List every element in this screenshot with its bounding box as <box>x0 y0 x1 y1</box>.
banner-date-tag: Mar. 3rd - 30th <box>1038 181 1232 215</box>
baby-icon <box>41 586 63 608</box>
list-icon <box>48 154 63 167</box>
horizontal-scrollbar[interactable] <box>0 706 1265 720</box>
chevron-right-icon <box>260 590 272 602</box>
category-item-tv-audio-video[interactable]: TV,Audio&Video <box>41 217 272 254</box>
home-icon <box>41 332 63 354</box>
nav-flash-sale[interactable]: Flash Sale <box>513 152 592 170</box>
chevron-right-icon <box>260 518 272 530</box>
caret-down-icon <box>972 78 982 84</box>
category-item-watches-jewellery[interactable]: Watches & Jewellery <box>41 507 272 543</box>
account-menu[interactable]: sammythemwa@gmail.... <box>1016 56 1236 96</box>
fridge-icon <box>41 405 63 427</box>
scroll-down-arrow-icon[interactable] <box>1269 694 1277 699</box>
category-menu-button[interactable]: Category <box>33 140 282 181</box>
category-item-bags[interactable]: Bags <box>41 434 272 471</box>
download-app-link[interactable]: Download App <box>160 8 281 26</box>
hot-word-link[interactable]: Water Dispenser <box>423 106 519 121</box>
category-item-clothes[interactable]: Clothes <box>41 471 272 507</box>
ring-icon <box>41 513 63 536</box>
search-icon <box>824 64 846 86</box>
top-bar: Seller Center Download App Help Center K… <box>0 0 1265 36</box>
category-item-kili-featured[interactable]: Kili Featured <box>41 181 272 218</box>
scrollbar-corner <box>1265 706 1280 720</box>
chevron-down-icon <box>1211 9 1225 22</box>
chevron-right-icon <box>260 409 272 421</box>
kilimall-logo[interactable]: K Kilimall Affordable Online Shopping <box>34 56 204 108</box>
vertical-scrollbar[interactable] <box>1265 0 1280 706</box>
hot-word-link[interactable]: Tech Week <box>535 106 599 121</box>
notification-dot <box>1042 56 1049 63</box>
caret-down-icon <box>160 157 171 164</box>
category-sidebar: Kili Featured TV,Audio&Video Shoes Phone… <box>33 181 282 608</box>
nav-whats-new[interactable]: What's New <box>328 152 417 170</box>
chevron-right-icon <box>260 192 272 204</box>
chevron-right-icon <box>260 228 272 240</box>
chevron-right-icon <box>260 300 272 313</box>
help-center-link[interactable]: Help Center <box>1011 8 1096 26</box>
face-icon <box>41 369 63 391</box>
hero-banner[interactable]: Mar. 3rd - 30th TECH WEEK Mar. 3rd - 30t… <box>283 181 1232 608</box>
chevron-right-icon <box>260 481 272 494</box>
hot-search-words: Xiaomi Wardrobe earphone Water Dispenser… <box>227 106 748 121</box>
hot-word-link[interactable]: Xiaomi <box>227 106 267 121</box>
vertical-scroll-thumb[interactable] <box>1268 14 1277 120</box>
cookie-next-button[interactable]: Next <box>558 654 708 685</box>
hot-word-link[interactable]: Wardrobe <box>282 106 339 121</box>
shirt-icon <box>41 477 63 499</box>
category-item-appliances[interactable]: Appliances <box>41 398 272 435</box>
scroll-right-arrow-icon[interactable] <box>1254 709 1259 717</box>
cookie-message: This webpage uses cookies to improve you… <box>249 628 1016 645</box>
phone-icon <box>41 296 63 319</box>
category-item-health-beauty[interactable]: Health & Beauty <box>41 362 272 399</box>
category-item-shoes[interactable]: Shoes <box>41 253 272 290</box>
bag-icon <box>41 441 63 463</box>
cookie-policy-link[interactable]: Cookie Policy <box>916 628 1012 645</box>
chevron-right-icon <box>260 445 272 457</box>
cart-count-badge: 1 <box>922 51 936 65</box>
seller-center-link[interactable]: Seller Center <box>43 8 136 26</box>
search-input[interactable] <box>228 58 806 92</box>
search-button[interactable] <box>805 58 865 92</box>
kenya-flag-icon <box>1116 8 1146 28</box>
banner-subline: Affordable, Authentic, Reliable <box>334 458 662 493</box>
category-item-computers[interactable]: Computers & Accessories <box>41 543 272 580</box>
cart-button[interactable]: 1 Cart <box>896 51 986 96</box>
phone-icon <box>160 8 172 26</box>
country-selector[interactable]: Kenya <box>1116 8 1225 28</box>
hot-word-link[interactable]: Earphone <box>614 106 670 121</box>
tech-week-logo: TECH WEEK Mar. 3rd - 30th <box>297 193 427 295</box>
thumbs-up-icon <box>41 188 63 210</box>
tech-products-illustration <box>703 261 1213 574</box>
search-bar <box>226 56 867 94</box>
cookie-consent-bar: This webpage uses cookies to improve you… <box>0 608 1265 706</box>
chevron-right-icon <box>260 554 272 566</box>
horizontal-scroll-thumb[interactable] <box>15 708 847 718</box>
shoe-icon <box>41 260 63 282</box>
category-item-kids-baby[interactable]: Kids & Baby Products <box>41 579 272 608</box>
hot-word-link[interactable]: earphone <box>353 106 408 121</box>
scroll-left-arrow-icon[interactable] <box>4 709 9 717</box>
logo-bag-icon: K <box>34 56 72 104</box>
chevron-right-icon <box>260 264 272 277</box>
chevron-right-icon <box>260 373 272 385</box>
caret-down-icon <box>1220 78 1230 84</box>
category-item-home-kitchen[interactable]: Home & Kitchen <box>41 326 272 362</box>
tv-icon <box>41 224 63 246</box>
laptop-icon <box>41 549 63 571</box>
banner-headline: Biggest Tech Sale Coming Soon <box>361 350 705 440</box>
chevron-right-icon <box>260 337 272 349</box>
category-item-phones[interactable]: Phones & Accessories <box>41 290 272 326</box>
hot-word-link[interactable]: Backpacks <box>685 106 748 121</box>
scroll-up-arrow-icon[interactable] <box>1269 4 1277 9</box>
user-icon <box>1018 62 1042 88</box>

•••

Reproduce the data above line for line, changing no character.

- _Result of this task_:
List every element in this screenshot with its bounding box as <box>x0 y0 x1 y1</box>.
banner-date-tag: Mar. 3rd - 30th <box>1038 181 1232 215</box>
baby-icon <box>41 586 63 608</box>
list-icon <box>48 154 63 167</box>
horizontal-scrollbar[interactable] <box>0 706 1265 720</box>
chevron-right-icon <box>260 590 272 602</box>
category-item-tv-audio-video[interactable]: TV,Audio&Video <box>41 217 272 254</box>
home-icon <box>41 332 63 354</box>
nav-flash-sale[interactable]: Flash Sale <box>513 152 592 170</box>
chevron-right-icon <box>260 518 272 530</box>
caret-down-icon <box>972 78 982 84</box>
category-item-watches-jewellery[interactable]: Watches & Jewellery <box>41 507 272 543</box>
account-menu[interactable]: sammythemwa@gmail.... <box>1016 56 1236 96</box>
fridge-icon <box>41 405 63 427</box>
scroll-down-arrow-icon[interactable] <box>1269 694 1277 699</box>
category-menu-button[interactable]: Category <box>33 140 282 181</box>
category-item-bags[interactable]: Bags <box>41 434 272 471</box>
download-app-link[interactable]: Download App <box>160 8 281 26</box>
hot-word-link[interactable]: Water Dispenser <box>423 106 519 121</box>
category-item-clothes[interactable]: Clothes <box>41 471 272 507</box>
ring-icon <box>41 513 63 536</box>
search-icon <box>824 64 846 86</box>
top-bar: Seller Center Download App Help Center K… <box>0 0 1265 36</box>
category-item-kili-featured[interactable]: Kili Featured <box>41 181 272 218</box>
scrollbar-corner <box>1265 706 1280 720</box>
chevron-down-icon <box>1211 9 1225 22</box>
chevron-right-icon <box>260 409 272 421</box>
kilimall-logo[interactable]: K Kilimall Affordable Online Shopping <box>34 56 204 108</box>
vertical-scrollbar[interactable] <box>1265 0 1280 706</box>
hot-word-link[interactable]: Tech Week <box>535 106 599 121</box>
notification-dot <box>1042 56 1049 63</box>
caret-down-icon <box>160 157 171 164</box>
category-sidebar: Kili Featured TV,Audio&Video Shoes Phone… <box>33 181 282 608</box>
nav-whats-new[interactable]: What's New <box>328 152 417 170</box>
chevron-right-icon <box>260 192 272 204</box>
chevron-right-icon <box>260 228 272 240</box>
chevron-right-icon <box>260 300 272 313</box>
help-center-link[interactable]: Help Center <box>1011 8 1096 26</box>
face-icon <box>41 369 63 391</box>
hero-banner[interactable]: Mar. 3rd - 30th TECH WEEK Mar. 3rd - 30t… <box>283 181 1232 608</box>
chevron-right-icon <box>260 481 272 494</box>
hot-search-words: Xiaomi Wardrobe earphone Water Dispenser… <box>227 106 748 121</box>
hot-word-link[interactable]: Xiaomi <box>227 106 267 121</box>
vertical-scroll-thumb[interactable] <box>1268 14 1277 120</box>
cookie-next-button[interactable]: Next <box>558 654 708 685</box>
hot-word-link[interactable]: Wardrobe <box>282 106 339 121</box>
shirt-icon <box>41 477 63 499</box>
category-item-appliances[interactable]: Appliances <box>41 398 272 435</box>
scroll-right-arrow-icon[interactable] <box>1254 709 1259 717</box>
cookie-message: This webpage uses cookies to improve you… <box>249 628 1016 645</box>
phone-icon <box>41 296 63 319</box>
category-item-health-beauty[interactable]: Health & Beauty <box>41 362 272 399</box>
category-item-shoes[interactable]: Shoes <box>41 253 272 290</box>
bag-icon <box>41 441 63 463</box>
cookie-policy-link[interactable]: Cookie Policy <box>916 628 1012 645</box>
chevron-right-icon <box>260 445 272 457</box>
cart-count-badge: 1 <box>922 51 936 65</box>
seller-center-link[interactable]: Seller Center <box>43 8 136 26</box>
search-input[interactable] <box>228 58 806 92</box>
search-button[interactable] <box>805 58 865 92</box>
kenya-flag-icon <box>1116 8 1146 28</box>
banner-subline: Affordable, Authentic, Reliable <box>334 458 662 493</box>
category-item-computers[interactable]: Computers & Accessories <box>41 543 272 580</box>
cart-button[interactable]: 1 Cart <box>896 51 986 96</box>
phone-icon <box>160 8 172 26</box>
country-selector[interactable]: Kenya <box>1116 8 1225 28</box>
hot-word-link[interactable]: Earphone <box>614 106 670 121</box>
tech-week-logo: TECH WEEK Mar. 3rd - 30th <box>297 193 427 295</box>
thumbs-up-icon <box>41 188 63 210</box>
tech-products-illustration <box>703 261 1213 574</box>
search-bar <box>226 56 867 94</box>
cookie-consent-bar: This webpage uses cookies to improve you… <box>0 608 1265 706</box>
chevron-right-icon <box>260 554 272 566</box>
horizontal-scroll-thumb[interactable] <box>15 708 847 718</box>
shoe-icon <box>41 260 63 282</box>
category-item-kids-baby[interactable]: Kids & Baby Products <box>41 579 272 608</box>
hot-word-link[interactable]: earphone <box>353 106 408 121</box>
scroll-left-arrow-icon[interactable] <box>4 709 9 717</box>
logo-bag-icon: K <box>34 56 72 104</box>
chevron-right-icon <box>260 264 272 277</box>
chevron-right-icon <box>260 373 272 385</box>
caret-down-icon <box>1220 78 1230 84</box>
category-item-home-kitchen[interactable]: Home & Kitchen <box>41 326 272 362</box>
tv-icon <box>41 224 63 246</box>
laptop-icon <box>41 549 63 571</box>
banner-headline: Biggest Tech Sale Coming Soon <box>361 350 705 440</box>
chevron-right-icon <box>260 337 272 349</box>
category-item-phones[interactable]: Phones & Accessories <box>41 290 272 326</box>
hot-word-link[interactable]: Backpacks <box>685 106 748 121</box>
scroll-up-arrow-icon[interactable] <box>1269 4 1277 9</box>
user-icon <box>1018 62 1042 88</box>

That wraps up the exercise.